Aim: Restate all of the data exactly.

------------------------

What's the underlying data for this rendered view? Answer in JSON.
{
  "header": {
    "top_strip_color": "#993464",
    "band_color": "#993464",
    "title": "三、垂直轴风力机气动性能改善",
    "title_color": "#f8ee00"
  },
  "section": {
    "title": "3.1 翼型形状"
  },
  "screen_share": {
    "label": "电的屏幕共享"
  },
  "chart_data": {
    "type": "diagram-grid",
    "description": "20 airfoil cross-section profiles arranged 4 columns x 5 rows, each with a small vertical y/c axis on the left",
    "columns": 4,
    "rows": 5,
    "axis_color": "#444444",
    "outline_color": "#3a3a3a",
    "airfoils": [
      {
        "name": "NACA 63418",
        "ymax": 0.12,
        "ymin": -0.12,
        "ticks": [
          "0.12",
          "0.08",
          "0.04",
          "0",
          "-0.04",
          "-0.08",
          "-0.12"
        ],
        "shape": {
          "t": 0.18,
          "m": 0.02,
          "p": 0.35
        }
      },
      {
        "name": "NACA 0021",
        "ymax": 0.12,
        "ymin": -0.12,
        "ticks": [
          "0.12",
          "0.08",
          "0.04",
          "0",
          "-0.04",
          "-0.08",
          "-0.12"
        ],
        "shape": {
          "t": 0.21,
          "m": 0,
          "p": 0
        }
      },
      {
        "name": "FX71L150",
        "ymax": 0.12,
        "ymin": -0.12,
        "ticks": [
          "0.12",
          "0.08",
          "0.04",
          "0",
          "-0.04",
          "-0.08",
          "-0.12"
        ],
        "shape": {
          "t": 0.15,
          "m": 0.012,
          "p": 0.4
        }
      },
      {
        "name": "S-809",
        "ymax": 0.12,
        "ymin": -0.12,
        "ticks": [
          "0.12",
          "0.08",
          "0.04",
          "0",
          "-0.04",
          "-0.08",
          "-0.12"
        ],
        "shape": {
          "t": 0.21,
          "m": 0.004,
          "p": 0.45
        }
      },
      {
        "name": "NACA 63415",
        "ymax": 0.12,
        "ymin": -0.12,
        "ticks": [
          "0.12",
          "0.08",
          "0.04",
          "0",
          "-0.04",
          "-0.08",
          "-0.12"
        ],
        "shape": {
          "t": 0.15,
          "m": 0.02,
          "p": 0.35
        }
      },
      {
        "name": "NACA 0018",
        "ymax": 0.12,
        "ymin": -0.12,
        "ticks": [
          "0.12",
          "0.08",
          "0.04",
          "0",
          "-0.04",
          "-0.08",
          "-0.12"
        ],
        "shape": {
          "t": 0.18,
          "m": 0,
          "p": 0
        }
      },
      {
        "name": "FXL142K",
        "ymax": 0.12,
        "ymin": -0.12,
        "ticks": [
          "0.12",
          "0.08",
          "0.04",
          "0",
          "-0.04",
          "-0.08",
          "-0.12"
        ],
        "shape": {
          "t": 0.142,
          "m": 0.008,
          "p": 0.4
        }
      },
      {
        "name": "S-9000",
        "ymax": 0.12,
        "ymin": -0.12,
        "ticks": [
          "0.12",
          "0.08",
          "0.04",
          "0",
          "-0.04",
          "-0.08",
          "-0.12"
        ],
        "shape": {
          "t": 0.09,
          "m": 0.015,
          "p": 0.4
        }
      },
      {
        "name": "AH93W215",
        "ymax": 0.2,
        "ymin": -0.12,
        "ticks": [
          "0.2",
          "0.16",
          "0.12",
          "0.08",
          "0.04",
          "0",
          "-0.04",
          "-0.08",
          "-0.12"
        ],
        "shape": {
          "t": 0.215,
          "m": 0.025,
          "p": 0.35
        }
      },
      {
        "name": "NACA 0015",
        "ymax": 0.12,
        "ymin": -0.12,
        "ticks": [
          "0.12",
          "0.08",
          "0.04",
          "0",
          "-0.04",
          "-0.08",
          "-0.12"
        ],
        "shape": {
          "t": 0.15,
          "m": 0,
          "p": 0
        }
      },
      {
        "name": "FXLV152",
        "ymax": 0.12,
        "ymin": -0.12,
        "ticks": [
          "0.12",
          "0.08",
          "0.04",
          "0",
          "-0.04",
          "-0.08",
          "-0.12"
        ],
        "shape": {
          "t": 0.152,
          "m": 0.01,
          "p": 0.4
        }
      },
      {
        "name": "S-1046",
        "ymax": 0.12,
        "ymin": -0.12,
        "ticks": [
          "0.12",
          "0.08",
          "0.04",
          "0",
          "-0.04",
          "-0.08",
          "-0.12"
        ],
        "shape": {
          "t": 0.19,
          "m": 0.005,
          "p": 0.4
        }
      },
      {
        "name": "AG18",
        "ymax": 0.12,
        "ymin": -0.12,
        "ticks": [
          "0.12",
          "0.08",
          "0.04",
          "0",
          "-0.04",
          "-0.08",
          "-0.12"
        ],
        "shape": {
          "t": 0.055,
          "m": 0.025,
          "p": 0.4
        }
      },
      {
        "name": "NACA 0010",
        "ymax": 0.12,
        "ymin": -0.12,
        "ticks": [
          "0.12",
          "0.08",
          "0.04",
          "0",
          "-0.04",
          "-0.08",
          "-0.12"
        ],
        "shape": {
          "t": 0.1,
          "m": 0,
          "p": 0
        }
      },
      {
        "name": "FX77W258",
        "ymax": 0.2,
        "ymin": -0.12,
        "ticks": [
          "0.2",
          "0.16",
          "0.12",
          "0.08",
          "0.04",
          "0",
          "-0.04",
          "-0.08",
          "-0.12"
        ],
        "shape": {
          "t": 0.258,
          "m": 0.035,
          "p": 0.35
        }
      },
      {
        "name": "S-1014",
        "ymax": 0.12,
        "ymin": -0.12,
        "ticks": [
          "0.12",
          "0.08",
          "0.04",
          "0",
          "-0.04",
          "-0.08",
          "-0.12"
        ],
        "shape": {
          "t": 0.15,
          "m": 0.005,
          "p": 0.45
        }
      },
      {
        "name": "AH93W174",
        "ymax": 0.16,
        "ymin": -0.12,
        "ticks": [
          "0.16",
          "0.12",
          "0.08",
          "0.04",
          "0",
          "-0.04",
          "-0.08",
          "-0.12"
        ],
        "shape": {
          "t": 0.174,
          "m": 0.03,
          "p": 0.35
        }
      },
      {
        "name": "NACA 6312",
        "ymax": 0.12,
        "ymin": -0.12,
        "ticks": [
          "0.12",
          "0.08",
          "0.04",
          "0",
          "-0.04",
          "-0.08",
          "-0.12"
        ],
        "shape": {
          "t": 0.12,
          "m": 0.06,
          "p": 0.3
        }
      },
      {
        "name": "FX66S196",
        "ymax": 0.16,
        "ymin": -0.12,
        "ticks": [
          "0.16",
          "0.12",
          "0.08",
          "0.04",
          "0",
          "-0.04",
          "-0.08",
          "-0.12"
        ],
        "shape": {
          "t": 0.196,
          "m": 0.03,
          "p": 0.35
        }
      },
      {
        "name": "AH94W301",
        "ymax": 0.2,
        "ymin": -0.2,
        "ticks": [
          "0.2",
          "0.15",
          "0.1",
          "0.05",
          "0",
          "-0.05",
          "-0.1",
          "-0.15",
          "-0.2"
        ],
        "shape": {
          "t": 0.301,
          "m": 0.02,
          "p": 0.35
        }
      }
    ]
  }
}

------------------------

Solution to the exercise:
What's the underlying data for this rendered view? Answer in JSON.
{
  "header": {
    "top_strip_color": "#993464",
    "band_color": "#993464",
    "title": "三、垂直轴风力机气动性能改善",
    "title_color": "#f8ee00"
  },
  "section": {
    "title": "3.1 翼型形状"
  },
  "screen_share": {
    "label": "电的屏幕共享"
  },
  "chart_data": {
    "type": "diagram-grid",
    "description": "20 airfoil cross-section profiles arranged 4 columns x 5 rows, each with a small vertical y/c axis on the left",
    "columns": 4,
    "rows": 5,
    "axis_color": "#444444",
    "outline_color": "#3a3a3a",
    "airfoils": [
      {
        "name": "NACA 63418",
        "ymax": 0.12,
        "ymin": -0.12,
        "ticks": [
          "0.12",
          "0.08",
          "0.04",
          "0",
          "-0.04",
          "-0.08",
          "-0.12"
        ],
        "shape": {
          "t": 0.18,
          "m": 0.02,
          "p": 0.35
        }
      },
      {
        "name": "NACA 0021",
        "ymax": 0.12,
        "ymin": -0.12,
        "ticks": [
          "0.12",
          "0.08",
          "0.04",
          "0",
          "-0.04",
          "-0.08",
          "-0.12"
        ],
        "shape": {
          "t": 0.21,
          "m": 0,
          "p": 0
        }
      },
      {
        "name": "FX71L150",
        "ymax": 0.12,
        "ymin": -0.12,
        "ticks": [
          "0.12",
          "0.08",
          "0.04",
          "0",
          "-0.04",
          "-0.08",
          "-0.12"
        ],
        "shape": {
          "t": 0.15,
          "m": 0.012,
          "p": 0.4
        }
      },
      {
        "name": "S-809",
        "ymax": 0.12,
        "ymin": -0.12,
        "ticks": [
          "0.12",
          "0.08",
          "0.04",
          "0",
          "-0.04",
          "-0.08",
          "-0.12"
        ],
        "shape": {
          "t": 0.21,
          "m": 0.004,
          "p": 0.45
        }
      },
      {
        "name": "NACA 63415",
        "ymax": 0.12,
        "ymin": -0.12,
        "ticks": [
          "0.12",
          "0.08",
          "0.04",
          "0",
          "-0.04",
          "-0.08",
          "-0.12"
        ],
        "shape": {
          "t": 0.15,
          "m": 0.02,
          "p": 0.35
        }
      },
      {
        "name": "NACA 0018",
        "ymax": 0.12,
        "ymin": -0.12,
        "ticks": [
          "0.12",
          "0.08",
          "0.04",
          "0",
          "-0.04",
          "-0.08",
          "-0.12"
        ],
        "shape": {
          "t": 0.18,
          "m": 0,
          "p": 0
        }
      },
      {
        "name": "FXL142K",
        "ymax": 0.12,
        "ymin": -0.12,
        "ticks": [
          "0.12",
          "0.08",
          "0.04",
          "0",
          "-0.04",
          "-0.08",
          "-0.12"
        ],
        "shape": {
          "t": 0.142,
          "m": 0.008,
          "p": 0.4
        }
      },
      {
        "name": "S-9000",
        "ymax": 0.12,
        "ymin": -0.12,
        "ticks": [
          "0.12",
          "0.08",
          "0.04",
          "0",
          "-0.04",
          "-0.08",
          "-0.12"
        ],
        "shape": {
          "t": 0.09,
          "m": 0.015,
          "p": 0.4
        }
      },
      {
        "name": "AH93W215",
        "ymax": 0.2,
        "ymin": -0.12,
        "ticks": [
          "0.2",
          "0.16",
          "0.12",
          "0.08",
          "0.04",
          "0",
          "-0.04",
          "-0.08",
          "-0.12"
        ],
        "shape": {
          "t": 0.215,
          "m": 0.025,
          "p": 0.35
        }
      },
      {
        "name": "NACA 0015",
        "ymax": 0.12,
        "ymin": -0.12,
        "ticks": [
          "0.12",
          "0.08",
          "0.04",
          "0",
          "-0.04",
          "-0.08",
          "-0.12"
        ],
        "shape": {
          "t": 0.15,
          "m": 0,
          "p": 0
        }
      },
      {
        "name": "FXLV152",
        "ymax": 0.12,
        "ymin": -0.12,
        "ticks": [
          "0.12",
          "0.08",
          "0.04",
          "0",
          "-0.04",
          "-0.08",
          "-0.12"
        ],
        "shape": {
          "t": 0.152,
          "m": 0.01,
          "p": 0.4
        }
      },
      {
        "name": "S-1046",
        "ymax": 0.12,
        "ymin": -0.12,
        "ticks": [
          "0.12",
          "0.08",
          "0.04",
          "0",
          "-0.04",
          "-0.08",
          "-0.12"
        ],
        "shape": {
          "t": 0.19,
          "m": 0.005,
          "p": 0.4
        }
      },
      {
        "name": "AG18",
        "ymax": 0.12,
        "ymin": -0.12,
        "ticks": [
          "0.12",
          "0.08",
          "0.04",
          "0",
          "-0.04",
          "-0.08",
          "-0.12"
        ],
        "shape": {
          "t": 0.055,
          "m": 0.025,
          "p": 0.4
        }
      },
      {
        "name": "NACA 0010",
        "ymax": 0.12,
        "ymin": -0.12,
        "ticks": [
          "0.12",
          "0.08",
          "0.04",
          "0",
          "-0.04",
          "-0.08",
          "-0.12"
        ],
        "shape": {
          "t": 0.1,
          "m": 0,
          "p": 0
        }
      },
      {
        "name": "FX77W258",
        "ymax": 0.2,
        "ymin": -0.12,
        "ticks": [
          "0.2",
          "0.16",
          "0.12",
          "0.08",
          "0.04",
          "0",
          "-0.04",
          "-0.08",
          "-0.12"
        ],
        "shape": {
          "t": 0.258,
          "m": 0.035,
          "p": 0.35
        }
      },
      {
        "name": "S-1014",
        "ymax": 0.12,
        "ymin": -0.12,
        "ticks": [
          "0.12",
          "0.08",
          "0.04",
          "0",
          "-0.04",
          "-0.08",
          "-0.12"
        ],
        "shape": {
          "t": 0.15,
          "m": 0.005,
          "p": 0.45
        }
      },
      {
        "name": "AH93W174",
        "ymax": 0.16,
        "ymin": -0.12,
        "ticks": [
          "0.16",
          "0.12",
          "0.08",
          "0.04",
          "0",
          "-0.04",
          "-0.08",
          "-0.12"
        ],
        "shape": {
          "t": 0.174,
          "m": 0.03,
          "p": 0.35
        }
      },
      {
        "name": "NACA 6312",
        "ymax": 0.12,
        "ymin": -0.12,
        "ticks": [
          "0.12",
          "0.08",
          "0.04",
          "0",
          "-0.04",
          "-0.08",
          "-0.12"
        ],
        "shape": {
          "t": 0.12,
          "m": 0.06,
          "p": 0.3
        }
      },
      {
        "name": "FX66S196",
        "ymax": 0.16,
        "ymin": -0.12,
        "ticks": [
          "0.16",
          "0.12",
          "0.08",
          "0.04",
          "0",
          "-0.04",
          "-0.08",
          "-0.12"
        ],
        "shape": {
          "t": 0.196,
          "m": 0.03,
          "p": 0.35
        }
      },
      {
        "name": "AH94W301",
        "ymax": 0.2,
        "ymin": -0.2,
        "ticks": [
          "0.2",
          "0.15",
          "0.1",
          "0.05",
          "0",
          "-0.05",
          "-0.1",
          "-0.15",
          "-0.2"
        ],
        "shape": {
          "t": 0.301,
          "m": 0.02,
          "p": 0.35
        }
      }
    ]
  }
}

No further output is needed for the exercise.